=== Items ===
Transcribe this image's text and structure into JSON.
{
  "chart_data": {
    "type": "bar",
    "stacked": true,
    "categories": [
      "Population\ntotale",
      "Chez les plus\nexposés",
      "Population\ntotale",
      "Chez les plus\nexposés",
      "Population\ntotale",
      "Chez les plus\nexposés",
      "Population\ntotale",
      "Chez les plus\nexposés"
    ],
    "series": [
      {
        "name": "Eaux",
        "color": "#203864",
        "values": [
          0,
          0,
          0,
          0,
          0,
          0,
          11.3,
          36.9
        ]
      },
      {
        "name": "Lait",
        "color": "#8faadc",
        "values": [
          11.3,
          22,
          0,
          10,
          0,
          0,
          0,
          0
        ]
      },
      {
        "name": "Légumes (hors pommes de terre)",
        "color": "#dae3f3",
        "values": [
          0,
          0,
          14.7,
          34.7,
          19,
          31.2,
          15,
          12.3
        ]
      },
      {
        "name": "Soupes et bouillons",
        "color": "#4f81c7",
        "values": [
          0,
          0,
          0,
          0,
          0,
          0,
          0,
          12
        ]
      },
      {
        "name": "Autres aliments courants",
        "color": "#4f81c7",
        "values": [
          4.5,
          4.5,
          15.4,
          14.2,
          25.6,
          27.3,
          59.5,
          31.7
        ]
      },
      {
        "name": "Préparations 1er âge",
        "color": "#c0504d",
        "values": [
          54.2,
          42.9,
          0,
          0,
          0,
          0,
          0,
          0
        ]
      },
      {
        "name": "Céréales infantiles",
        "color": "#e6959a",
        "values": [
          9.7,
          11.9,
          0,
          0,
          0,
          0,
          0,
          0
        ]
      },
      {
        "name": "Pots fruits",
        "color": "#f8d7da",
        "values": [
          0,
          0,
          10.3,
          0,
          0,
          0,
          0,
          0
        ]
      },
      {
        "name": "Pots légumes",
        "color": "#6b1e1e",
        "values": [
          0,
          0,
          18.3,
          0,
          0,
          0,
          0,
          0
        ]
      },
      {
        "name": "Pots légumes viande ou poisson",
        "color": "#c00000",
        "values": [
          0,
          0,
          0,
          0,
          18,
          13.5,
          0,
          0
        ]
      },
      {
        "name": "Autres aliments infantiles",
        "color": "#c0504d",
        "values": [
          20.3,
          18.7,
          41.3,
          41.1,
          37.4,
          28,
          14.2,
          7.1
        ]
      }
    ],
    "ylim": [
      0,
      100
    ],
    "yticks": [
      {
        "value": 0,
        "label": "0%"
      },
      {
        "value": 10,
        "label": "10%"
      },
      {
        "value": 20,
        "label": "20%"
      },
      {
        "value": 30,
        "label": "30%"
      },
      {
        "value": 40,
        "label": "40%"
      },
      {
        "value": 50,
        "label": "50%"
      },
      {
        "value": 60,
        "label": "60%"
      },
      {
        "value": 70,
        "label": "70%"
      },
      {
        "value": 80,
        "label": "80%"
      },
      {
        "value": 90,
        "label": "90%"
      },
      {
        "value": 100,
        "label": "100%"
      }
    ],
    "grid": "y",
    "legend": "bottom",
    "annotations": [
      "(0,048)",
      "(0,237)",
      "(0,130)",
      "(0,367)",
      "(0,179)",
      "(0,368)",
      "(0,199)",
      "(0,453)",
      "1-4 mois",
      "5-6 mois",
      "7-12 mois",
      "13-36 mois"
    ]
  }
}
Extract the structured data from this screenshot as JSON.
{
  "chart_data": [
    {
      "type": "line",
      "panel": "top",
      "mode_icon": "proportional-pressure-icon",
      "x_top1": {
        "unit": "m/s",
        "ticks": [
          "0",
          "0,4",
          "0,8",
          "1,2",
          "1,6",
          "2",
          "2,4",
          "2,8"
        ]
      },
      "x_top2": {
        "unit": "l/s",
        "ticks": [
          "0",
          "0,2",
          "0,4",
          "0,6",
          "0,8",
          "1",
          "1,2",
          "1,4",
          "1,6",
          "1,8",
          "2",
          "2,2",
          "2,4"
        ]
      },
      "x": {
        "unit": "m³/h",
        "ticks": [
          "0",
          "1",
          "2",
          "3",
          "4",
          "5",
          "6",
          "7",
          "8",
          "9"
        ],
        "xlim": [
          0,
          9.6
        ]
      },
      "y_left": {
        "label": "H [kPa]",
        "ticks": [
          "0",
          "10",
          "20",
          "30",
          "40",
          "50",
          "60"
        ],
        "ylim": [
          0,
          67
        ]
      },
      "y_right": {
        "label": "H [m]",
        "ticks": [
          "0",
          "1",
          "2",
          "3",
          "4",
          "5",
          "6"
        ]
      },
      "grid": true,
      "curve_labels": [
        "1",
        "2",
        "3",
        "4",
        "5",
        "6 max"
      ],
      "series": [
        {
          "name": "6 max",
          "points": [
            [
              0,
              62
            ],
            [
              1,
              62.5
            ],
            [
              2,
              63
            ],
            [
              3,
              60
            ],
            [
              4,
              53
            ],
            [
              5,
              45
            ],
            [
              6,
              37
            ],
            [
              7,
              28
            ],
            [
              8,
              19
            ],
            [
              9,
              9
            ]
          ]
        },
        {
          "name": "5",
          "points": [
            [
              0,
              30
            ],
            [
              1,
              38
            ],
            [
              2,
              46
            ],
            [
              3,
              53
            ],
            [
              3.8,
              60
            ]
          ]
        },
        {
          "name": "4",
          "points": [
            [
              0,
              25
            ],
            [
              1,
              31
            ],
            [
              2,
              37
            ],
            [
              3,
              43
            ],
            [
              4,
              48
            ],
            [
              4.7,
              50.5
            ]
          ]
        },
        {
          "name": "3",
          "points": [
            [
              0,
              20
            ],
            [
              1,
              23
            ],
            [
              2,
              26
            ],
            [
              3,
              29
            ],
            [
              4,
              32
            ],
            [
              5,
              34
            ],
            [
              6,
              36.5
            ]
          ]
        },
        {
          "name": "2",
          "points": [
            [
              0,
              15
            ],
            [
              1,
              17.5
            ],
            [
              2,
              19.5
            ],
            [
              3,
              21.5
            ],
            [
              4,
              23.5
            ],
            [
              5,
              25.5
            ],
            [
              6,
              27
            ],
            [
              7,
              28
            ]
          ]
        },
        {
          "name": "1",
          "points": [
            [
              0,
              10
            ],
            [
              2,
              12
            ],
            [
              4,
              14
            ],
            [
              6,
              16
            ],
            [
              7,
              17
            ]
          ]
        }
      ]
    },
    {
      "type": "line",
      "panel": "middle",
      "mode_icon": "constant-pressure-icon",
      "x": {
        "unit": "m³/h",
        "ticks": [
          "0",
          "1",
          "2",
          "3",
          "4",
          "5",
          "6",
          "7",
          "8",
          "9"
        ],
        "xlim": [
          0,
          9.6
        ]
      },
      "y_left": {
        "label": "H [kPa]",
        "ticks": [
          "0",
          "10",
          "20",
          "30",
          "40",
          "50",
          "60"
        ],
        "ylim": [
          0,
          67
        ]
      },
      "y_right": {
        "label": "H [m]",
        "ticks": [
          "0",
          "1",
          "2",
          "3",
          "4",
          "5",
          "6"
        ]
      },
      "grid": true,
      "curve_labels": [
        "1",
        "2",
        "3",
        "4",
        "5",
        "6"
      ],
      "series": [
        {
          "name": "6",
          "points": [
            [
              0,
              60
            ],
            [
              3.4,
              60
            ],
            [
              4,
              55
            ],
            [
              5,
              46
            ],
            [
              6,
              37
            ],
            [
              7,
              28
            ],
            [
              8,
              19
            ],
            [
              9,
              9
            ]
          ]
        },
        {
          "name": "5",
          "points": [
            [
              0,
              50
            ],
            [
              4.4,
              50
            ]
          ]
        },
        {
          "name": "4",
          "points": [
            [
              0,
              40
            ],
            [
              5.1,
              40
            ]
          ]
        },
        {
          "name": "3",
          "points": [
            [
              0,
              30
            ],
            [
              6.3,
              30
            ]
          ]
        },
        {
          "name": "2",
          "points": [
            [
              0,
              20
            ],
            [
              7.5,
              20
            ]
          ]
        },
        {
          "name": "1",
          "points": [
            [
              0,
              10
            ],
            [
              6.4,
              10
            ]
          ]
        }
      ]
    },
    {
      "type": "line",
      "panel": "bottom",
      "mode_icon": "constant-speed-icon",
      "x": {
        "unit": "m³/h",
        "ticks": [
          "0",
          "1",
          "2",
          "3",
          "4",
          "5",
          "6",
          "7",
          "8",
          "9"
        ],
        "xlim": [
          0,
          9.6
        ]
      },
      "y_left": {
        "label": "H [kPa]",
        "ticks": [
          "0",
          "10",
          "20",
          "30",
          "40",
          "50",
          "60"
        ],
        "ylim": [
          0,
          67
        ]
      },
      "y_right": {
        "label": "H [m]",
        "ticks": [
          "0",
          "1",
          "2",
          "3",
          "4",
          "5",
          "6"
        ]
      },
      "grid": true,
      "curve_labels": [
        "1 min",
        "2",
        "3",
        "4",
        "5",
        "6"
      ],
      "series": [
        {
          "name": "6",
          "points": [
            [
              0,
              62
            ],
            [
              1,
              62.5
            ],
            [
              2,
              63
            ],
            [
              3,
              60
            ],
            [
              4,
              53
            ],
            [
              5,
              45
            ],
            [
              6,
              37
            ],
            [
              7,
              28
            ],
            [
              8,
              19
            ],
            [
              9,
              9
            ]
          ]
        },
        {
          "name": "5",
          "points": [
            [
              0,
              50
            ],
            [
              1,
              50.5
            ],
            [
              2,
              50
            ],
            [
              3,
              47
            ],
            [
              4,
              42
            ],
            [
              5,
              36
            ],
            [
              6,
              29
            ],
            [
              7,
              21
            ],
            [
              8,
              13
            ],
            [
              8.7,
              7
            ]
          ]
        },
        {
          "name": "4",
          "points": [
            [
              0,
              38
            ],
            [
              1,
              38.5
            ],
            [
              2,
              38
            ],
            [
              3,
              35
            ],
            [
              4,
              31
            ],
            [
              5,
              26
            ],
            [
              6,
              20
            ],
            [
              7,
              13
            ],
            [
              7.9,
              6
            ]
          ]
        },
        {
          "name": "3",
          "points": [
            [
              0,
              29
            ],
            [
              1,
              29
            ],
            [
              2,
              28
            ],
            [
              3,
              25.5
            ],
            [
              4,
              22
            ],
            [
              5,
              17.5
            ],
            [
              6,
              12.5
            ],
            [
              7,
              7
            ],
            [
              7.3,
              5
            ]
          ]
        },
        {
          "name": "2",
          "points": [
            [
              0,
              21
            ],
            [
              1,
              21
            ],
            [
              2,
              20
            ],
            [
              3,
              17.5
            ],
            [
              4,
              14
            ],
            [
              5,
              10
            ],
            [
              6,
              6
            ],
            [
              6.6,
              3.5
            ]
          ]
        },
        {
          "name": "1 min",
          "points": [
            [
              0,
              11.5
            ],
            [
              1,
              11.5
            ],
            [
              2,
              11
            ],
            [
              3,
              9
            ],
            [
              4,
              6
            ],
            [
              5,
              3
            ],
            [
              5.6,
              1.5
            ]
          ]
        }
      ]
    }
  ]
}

=== Written request ===
What is the number of lines containing "panel"? Give that number only.

=== Written reply ===
3